Please copy all the lines that follow, word for word.
--- DATA FOR THIS TASK ---
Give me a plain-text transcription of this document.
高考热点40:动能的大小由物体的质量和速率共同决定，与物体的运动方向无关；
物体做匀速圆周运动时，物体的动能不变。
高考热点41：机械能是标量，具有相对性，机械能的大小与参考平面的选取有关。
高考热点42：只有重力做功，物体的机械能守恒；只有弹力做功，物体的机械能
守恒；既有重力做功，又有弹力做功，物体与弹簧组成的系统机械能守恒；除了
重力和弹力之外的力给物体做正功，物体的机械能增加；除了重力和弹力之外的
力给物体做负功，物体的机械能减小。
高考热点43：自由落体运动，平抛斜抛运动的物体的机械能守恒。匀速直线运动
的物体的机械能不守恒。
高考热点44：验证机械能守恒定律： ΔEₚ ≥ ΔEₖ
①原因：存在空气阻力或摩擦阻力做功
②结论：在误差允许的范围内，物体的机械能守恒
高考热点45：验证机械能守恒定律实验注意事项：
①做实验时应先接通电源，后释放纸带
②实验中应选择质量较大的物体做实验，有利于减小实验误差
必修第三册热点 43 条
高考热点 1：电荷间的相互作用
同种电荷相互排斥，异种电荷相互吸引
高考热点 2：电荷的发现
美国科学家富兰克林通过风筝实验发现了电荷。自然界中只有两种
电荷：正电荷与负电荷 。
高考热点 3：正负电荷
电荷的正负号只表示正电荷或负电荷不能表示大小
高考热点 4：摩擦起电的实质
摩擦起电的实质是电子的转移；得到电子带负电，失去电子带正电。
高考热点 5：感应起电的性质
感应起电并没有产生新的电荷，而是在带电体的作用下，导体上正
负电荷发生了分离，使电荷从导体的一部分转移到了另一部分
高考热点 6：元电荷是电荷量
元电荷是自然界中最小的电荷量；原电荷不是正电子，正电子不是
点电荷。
---
EXERCISE OUTPUT:
Give me a plain-text transcription of this document.
高考热点40:动能的大小由物体的质量和速率共同决定，与物体的运动方向无关；
物体做匀速圆周运动时，物体的动能不变。
高考热点41：机械能是标量，具有相对性，机械能的大小与参考平面的选取有关。
高考热点42：只有重力做功，物体的机械能守恒；只有弹力做功，物体的机械能
守恒；既有重力做功，又有弹力做功，物体与弹簧组成的系统机械能守恒；除了
重力和弹力之外的力给物体做正功，物体的机械能增加；除了重力和弹力之外的
力给物体做负功，物体的机械能减小。
高考热点43：自由落体运动，平抛斜抛运动的物体的机械能守恒。匀速直线运动
的物体的机械能不守恒。
高考热点44：验证机械能守恒定律： ΔEₚ ≥ ΔEₖ
①原因：存在空气阻力或摩擦阻力做功
②结论：在误差允许的范围内，物体的机械能守恒
高考热点45：验证机械能守恒定律实验注意事项：
①做实验时应先接通电源，后释放纸带
②实验中应选择质量较大的物体做实验，有利于减小实验误差
必修第三册热点 43 条
高考热点 1：电荷间的相互作用
同种电荷相互排斥，异种电荷相互吸引
高考热点 2：电荷的发现
美国科学家富兰克林通过风筝实验发现了电荷。自然界中只有两种
电荷：正电荷与负电荷 。
高考热点 3：正负电荷
电荷的正负号只表示正电荷或负电荷不能表示大小
高考热点 4：摩擦起电的实质
摩擦起电的实质是电子的转移；得到电子带负电，失去电子带正电。
高考热点 5：感应起电的性质
感应起电并没有产生新的电荷，而是在带电体的作用下，导体上正
负电荷发生了分离，使电荷从导体的一部分转移到了另一部分
高考热点 6：元电荷是电荷量
元电荷是自然界中最小的电荷量；原电荷不是正电子，正电子不是
点电荷。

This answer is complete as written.